WHAT THE EXERCISE ASKS
Please copy the listing from its start through the line that contains "contact text: www.commlabindia.com", both ends included.

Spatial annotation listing
===============

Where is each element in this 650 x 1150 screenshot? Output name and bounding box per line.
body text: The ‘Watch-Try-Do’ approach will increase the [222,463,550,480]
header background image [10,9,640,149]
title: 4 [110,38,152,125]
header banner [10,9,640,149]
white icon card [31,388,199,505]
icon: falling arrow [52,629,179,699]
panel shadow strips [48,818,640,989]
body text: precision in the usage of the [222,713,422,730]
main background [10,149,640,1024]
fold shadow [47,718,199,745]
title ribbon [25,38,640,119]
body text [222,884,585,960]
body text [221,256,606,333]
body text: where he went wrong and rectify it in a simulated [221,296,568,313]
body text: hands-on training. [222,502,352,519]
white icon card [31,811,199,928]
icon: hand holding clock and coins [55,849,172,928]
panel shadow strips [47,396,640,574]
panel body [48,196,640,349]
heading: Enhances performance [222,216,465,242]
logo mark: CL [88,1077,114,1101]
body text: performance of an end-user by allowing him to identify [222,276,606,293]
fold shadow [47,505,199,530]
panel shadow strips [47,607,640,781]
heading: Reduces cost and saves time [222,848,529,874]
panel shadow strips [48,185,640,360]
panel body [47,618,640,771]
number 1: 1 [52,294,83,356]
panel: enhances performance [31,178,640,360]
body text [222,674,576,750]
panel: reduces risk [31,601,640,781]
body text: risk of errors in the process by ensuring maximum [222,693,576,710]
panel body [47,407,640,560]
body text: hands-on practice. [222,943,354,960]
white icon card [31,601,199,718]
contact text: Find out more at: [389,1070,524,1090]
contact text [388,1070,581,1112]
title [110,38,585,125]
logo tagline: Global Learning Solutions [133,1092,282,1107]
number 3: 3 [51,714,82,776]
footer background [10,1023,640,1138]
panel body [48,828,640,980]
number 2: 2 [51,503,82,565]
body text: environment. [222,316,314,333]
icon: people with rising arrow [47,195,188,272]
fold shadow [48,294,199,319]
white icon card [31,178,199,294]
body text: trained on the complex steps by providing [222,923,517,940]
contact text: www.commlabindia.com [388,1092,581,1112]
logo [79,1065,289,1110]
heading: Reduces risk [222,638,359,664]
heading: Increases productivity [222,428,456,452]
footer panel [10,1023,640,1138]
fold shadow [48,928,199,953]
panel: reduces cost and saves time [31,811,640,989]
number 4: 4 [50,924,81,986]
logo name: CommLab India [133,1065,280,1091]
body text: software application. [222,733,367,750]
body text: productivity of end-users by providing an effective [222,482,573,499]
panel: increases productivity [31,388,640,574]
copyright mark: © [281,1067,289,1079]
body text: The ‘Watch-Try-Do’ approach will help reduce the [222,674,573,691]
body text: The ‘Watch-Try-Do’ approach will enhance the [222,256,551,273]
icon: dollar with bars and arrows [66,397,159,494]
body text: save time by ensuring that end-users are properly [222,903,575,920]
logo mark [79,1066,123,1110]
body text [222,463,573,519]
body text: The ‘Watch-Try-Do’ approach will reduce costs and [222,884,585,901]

===============

WORKED SOLUTION
Where is each element in this 650 x 1150 screenshot? Output name and bounding box per line.
body text: The ‘Watch-Try-Do’ approach will increase the [222,463,550,480]
header background image [10,9,640,149]
title: 4 [110,38,152,125]
header banner [10,9,640,149]
white icon card [31,388,199,505]
icon: falling arrow [52,629,179,699]
panel shadow strips [48,818,640,989]
body text: precision in the usage of the [222,713,422,730]
main background [10,149,640,1024]
fold shadow [47,718,199,745]
title ribbon [25,38,640,119]
body text [222,884,585,960]
body text [221,256,606,333]
body text: where he went wrong and rectify it in a simulated [221,296,568,313]
body text: hands-on training. [222,502,352,519]
white icon card [31,811,199,928]
icon: hand holding clock and coins [55,849,172,928]
panel shadow strips [47,396,640,574]
panel body [48,196,640,349]
heading: Enhances performance [222,216,465,242]
logo mark: CL [88,1077,114,1101]
body text: performance of an end-user by allowing him to identify [222,276,606,293]
fold shadow [47,505,199,530]
panel shadow strips [47,607,640,781]
heading: Reduces cost and saves time [222,848,529,874]
panel shadow strips [48,185,640,360]
panel body [47,618,640,771]
number 1: 1 [52,294,83,356]
panel: enhances performance [31,178,640,360]
body text [222,674,576,750]
panel: reduces risk [31,601,640,781]
body text: risk of errors in the process by ensuring maximum [222,693,576,710]
panel body [47,407,640,560]
body text: hands-on practice. [222,943,354,960]
white icon card [31,601,199,718]
contact text: Find out more at: [389,1070,524,1090]
contact text [388,1070,581,1112]
title [110,38,585,125]
logo tagline: Global Learning Solutions [133,1092,282,1107]
number 3: 3 [51,714,82,776]
footer background [10,1023,640,1138]
panel body [48,828,640,980]
number 2: 2 [51,503,82,565]
body text: environment. [222,316,314,333]
icon: people with rising arrow [47,195,188,272]
fold shadow [48,294,199,319]
white icon card [31,178,199,294]
body text: trained on the complex steps by providing [222,923,517,940]
contact text: www.commlabindia.com [388,1092,581,1112]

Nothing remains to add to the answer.